### Written request
Pull out every line in the data that has the string "name" in it.

■ ■ ■ ■ ■ ■ ■

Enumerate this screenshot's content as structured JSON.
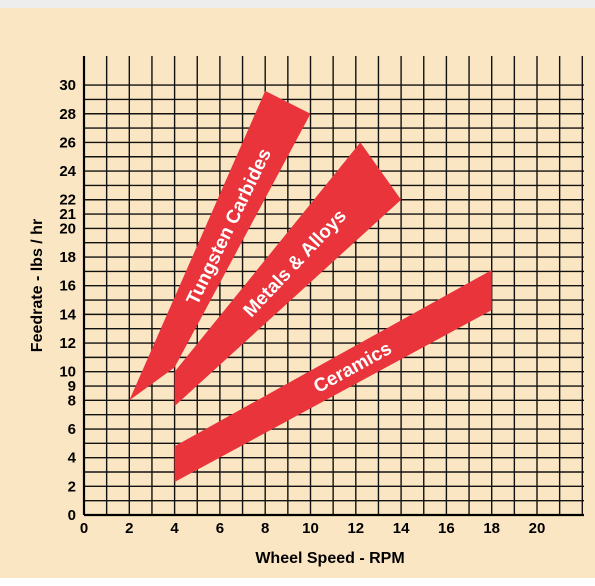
{
  "chart_data": {
    "type": "area",
    "title": "",
    "xlabel": "Wheel Speed - RPM",
    "ylabel": "Feedrate - lbs / hr",
    "xlim": [
      0,
      22
    ],
    "ylim": [
      0,
      30
    ],
    "x_ticks": [
      0,
      2,
      4,
      6,
      8,
      10,
      12,
      14,
      16,
      18,
      20
    ],
    "y_ticks": [
      0,
      2,
      4,
      6,
      8,
      9,
      10,
      12,
      14,
      16,
      18,
      20,
      21,
      22,
      24,
      26,
      28,
      30
    ],
    "grid": true,
    "colors": {
      "background": "#fbe6c3",
      "band": "#e8343a",
      "grid": "#111111",
      "label": "#ffffff"
    },
    "series": [
      {
        "name": "Tungsten Carbides",
        "polygon": [
          [
            2,
            8.0
          ],
          [
            8,
            29.6
          ],
          [
            10,
            28.0
          ],
          [
            4,
            10.3
          ]
        ]
      },
      {
        "name": "Metals & Alloys",
        "polygon": [
          [
            4,
            7.6
          ],
          [
            4,
            10.0
          ],
          [
            12.2,
            26.0
          ],
          [
            14,
            22.0
          ]
        ]
      },
      {
        "name": "Ceramics",
        "polygon": [
          [
            4,
            2.3
          ],
          [
            4,
            4.8
          ],
          [
            18,
            17.1
          ],
          [
            18,
            14.3
          ]
        ]
      }
    ]
  }
}
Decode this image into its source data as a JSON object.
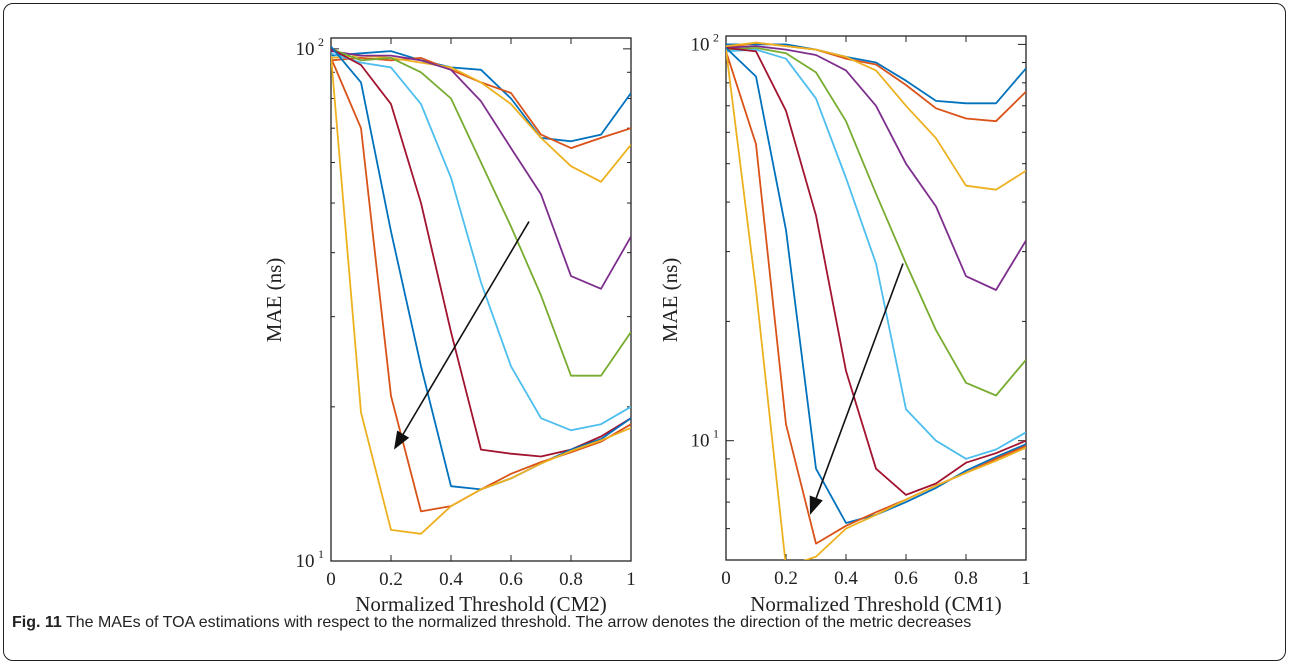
{
  "caption": {
    "label": "Fig. 11",
    "text": " The MAEs of TOA estimations with respect to the normalized threshold. The arrow denotes the direction of the metric decreases"
  },
  "colors": [
    "#0072BD",
    "#D95319",
    "#EDB120",
    "#7E2F8E",
    "#77AC30",
    "#4DBEEE",
    "#A2142F",
    "#0072BD",
    "#D95319",
    "#EDB120"
  ],
  "chart_data": [
    {
      "type": "line",
      "xlabel": "Normalized Threshold (CM2)",
      "ylabel": "MAE (ns)",
      "yscale": "log",
      "xlim": [
        0,
        1
      ],
      "ylim": [
        10,
        105
      ],
      "x_ticks": [
        "0",
        "0.2",
        "0.4",
        "0.6",
        "0.8",
        "1"
      ],
      "y_ticks": [
        {
          "base": "10",
          "exp": "1",
          "value": 10
        },
        {
          "base": "10",
          "exp": "2",
          "value": 100
        }
      ],
      "x": [
        0,
        0.1,
        0.2,
        0.3,
        0.4,
        0.5,
        0.6,
        0.7,
        0.8,
        0.9,
        1.0
      ],
      "annotations": [
        {
          "type": "arrow",
          "from": [
            0.66,
            46
          ],
          "to": [
            0.21,
            16.5
          ],
          "note": "direction of the metric decreases"
        }
      ],
      "series": [
        {
          "values": [
            97,
            98,
            99,
            95,
            92,
            91,
            80,
            67,
            66,
            68,
            82
          ]
        },
        {
          "values": [
            95,
            96,
            95,
            96,
            91,
            86,
            82,
            68,
            64,
            67,
            70
          ]
        },
        {
          "values": [
            96,
            97,
            96,
            94,
            92,
            86,
            78,
            67,
            59,
            55,
            65
          ]
        },
        {
          "values": [
            99,
            97,
            97,
            95,
            91,
            79,
            64,
            52,
            36,
            34,
            43
          ]
        },
        {
          "values": [
            100,
            95,
            96,
            90,
            80,
            60,
            45,
            33,
            23,
            23,
            28
          ]
        },
        {
          "values": [
            98,
            94,
            92,
            78,
            56,
            35,
            24,
            19,
            18,
            18.5,
            20
          ]
        },
        {
          "values": [
            100,
            93,
            78,
            50,
            28,
            16.5,
            16.2,
            16,
            16.5,
            17.5,
            19
          ]
        },
        {
          "values": [
            101,
            86,
            44,
            24,
            14,
            13.8,
            14.5,
            15.5,
            16.5,
            17.3,
            19
          ]
        },
        {
          "values": [
            96,
            70,
            21,
            12.5,
            12.8,
            13.8,
            14.8,
            15.6,
            16.3,
            17.1,
            18.5
          ]
        },
        {
          "values": [
            97,
            19.5,
            11.5,
            11.3,
            12.8,
            13.8,
            14.5,
            15.5,
            16.4,
            17.2,
            18.2
          ]
        }
      ]
    },
    {
      "type": "line",
      "xlabel": "Normalized Threshold (CM1)",
      "ylabel": "MAE (ns)",
      "yscale": "log",
      "xlim": [
        0,
        1
      ],
      "ylim": [
        5,
        105
      ],
      "x_ticks": [
        "0",
        "0.2",
        "0.4",
        "0.6",
        "0.8",
        "1"
      ],
      "y_ticks": [
        {
          "base": "10",
          "exp": "1",
          "value": 10
        },
        {
          "base": "10",
          "exp": "2",
          "value": 100
        }
      ],
      "x": [
        0,
        0.1,
        0.2,
        0.3,
        0.4,
        0.5,
        0.6,
        0.7,
        0.8,
        0.9,
        1.0
      ],
      "annotations": [
        {
          "type": "arrow",
          "from": [
            0.59,
            28
          ],
          "to": [
            0.28,
            6.5
          ],
          "note": "direction of the metric decreases"
        }
      ],
      "series": [
        {
          "values": [
            100,
            100,
            100,
            97,
            93,
            90,
            81,
            72,
            71,
            71,
            87
          ]
        },
        {
          "values": [
            98,
            101,
            99,
            97,
            92,
            89,
            79,
            69,
            65,
            64,
            76
          ]
        },
        {
          "values": [
            99,
            101,
            99,
            97,
            93,
            86,
            70,
            58,
            44,
            43,
            48
          ]
        },
        {
          "values": [
            98,
            99,
            97,
            94,
            86,
            70,
            50,
            39,
            26,
            24,
            32
          ]
        },
        {
          "values": [
            97,
            98,
            95,
            85,
            64,
            42,
            28,
            19,
            14,
            13,
            16
          ]
        },
        {
          "values": [
            96,
            97,
            92,
            73,
            46,
            28,
            12,
            10,
            9,
            9.5,
            10.5
          ]
        },
        {
          "values": [
            98,
            96,
            68,
            37,
            15,
            8.5,
            7.3,
            7.8,
            8.8,
            9.3,
            10
          ]
        },
        {
          "values": [
            98,
            83,
            34,
            8.5,
            6.2,
            6.5,
            7,
            7.6,
            8.4,
            9.1,
            9.8
          ]
        },
        {
          "values": [
            96,
            56,
            11,
            5.5,
            6.1,
            6.6,
            7.1,
            7.7,
            8.3,
            9,
            9.7
          ]
        },
        {
          "values": [
            97,
            24,
            4.8,
            5.1,
            6,
            6.5,
            7.1,
            7.7,
            8.3,
            8.9,
            9.6
          ]
        }
      ]
    }
  ]
}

■ ■ ■ ■ ■ ■ ■

### Solution for this task
        "name": "Tungsten Carbides",
        "name": "Metals & Alloys",
        "name": "Ceramics",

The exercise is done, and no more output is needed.